> [PROBLEM]:
Comb through the entries for "CHINA" and pull out each line that holds it.

> [DATASET EXTRACT]:
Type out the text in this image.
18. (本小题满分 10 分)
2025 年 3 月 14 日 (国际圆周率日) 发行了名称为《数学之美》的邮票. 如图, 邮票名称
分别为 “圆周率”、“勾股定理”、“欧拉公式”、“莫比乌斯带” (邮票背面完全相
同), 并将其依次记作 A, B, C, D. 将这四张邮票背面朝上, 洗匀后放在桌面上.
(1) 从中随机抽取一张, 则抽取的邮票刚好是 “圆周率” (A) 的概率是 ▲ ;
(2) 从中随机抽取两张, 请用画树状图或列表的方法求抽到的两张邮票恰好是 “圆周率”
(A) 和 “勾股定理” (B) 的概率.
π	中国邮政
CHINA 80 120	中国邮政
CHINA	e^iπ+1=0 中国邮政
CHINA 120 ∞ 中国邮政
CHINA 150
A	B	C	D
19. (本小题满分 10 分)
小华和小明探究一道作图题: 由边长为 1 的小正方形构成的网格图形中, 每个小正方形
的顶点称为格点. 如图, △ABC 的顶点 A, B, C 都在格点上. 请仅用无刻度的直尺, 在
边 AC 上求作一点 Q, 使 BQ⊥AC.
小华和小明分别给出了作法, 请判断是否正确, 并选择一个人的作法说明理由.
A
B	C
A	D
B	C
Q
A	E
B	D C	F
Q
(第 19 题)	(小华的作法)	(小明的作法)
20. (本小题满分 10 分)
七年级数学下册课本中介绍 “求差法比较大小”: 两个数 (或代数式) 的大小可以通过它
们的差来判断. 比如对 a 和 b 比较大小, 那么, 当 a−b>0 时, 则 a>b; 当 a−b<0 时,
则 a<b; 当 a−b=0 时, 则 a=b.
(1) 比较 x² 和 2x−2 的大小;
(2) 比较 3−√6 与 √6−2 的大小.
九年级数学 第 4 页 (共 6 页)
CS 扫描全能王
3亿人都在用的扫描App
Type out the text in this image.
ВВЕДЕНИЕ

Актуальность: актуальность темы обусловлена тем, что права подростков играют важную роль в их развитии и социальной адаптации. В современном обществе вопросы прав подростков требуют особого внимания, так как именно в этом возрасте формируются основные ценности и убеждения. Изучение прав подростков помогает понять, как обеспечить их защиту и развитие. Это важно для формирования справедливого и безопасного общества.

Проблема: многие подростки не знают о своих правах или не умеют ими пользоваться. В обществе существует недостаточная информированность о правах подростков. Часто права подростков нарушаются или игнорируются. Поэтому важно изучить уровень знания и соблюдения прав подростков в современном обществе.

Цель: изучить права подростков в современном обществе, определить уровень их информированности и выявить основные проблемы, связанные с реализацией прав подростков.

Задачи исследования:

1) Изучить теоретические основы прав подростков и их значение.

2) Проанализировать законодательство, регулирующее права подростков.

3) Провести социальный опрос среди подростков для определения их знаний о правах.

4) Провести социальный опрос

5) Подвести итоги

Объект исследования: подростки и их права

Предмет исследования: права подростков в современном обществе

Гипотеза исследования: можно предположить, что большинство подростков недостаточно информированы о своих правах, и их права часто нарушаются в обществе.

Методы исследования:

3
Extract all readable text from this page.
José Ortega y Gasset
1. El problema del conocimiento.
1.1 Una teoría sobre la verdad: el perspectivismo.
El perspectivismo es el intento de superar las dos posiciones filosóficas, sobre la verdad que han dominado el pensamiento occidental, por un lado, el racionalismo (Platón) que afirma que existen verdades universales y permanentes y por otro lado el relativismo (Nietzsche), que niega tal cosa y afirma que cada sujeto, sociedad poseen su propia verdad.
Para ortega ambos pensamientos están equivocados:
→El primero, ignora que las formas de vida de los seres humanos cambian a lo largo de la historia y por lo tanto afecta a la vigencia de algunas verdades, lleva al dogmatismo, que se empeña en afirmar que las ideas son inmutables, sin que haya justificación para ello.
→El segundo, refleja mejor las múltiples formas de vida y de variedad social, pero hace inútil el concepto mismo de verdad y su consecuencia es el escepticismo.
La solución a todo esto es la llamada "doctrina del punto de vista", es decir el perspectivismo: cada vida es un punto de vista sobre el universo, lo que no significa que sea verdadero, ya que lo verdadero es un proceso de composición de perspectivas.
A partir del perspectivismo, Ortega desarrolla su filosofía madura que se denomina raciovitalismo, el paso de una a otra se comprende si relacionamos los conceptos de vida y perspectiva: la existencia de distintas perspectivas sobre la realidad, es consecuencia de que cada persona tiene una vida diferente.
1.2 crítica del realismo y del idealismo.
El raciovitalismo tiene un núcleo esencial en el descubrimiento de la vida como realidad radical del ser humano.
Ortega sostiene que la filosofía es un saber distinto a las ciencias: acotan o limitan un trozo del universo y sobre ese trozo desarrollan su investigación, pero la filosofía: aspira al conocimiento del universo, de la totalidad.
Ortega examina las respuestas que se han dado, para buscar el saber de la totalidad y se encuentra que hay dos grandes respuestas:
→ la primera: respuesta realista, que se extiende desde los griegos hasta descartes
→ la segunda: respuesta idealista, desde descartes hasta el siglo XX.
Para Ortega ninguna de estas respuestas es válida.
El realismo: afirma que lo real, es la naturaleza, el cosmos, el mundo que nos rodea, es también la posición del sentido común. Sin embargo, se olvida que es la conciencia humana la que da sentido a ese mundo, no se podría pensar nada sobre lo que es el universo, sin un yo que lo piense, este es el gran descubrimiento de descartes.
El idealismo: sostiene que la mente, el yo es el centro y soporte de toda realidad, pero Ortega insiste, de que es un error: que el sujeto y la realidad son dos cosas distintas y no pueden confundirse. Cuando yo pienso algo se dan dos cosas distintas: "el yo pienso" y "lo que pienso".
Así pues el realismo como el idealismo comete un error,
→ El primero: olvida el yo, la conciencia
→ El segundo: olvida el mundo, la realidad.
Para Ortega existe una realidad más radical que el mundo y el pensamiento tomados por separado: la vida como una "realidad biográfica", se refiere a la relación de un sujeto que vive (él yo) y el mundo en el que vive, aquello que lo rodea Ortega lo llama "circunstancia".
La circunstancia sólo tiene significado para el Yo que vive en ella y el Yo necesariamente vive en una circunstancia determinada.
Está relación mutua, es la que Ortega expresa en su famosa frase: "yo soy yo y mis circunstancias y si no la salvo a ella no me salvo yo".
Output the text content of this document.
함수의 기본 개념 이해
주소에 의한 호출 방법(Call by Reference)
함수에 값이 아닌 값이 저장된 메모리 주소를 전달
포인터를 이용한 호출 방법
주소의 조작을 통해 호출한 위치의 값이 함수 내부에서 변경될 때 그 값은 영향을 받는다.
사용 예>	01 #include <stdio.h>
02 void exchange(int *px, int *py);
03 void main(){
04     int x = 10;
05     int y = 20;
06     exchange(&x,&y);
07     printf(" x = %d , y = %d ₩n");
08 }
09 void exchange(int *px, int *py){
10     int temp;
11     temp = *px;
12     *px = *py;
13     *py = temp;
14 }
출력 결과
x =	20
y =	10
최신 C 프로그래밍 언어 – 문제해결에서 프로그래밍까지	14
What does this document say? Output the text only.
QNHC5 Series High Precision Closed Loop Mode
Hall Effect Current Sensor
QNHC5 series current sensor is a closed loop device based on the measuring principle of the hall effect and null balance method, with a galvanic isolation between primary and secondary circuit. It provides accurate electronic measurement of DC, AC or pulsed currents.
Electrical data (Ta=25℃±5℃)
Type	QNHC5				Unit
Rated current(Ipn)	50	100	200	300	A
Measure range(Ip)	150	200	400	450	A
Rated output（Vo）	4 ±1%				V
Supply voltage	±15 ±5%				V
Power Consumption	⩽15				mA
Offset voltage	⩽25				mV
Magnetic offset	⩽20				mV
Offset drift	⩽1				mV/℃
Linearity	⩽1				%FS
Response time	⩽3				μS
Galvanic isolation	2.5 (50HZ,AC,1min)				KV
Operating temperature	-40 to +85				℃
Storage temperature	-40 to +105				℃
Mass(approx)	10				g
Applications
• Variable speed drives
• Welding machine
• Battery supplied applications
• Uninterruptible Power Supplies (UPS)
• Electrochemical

> [REPLY TO THE TASK]:
CHINA 80 120	中国邮政
CHINA	e^iπ+1=0 中国邮政
CHINA 120 ∞ 中国邮政
CHINA 150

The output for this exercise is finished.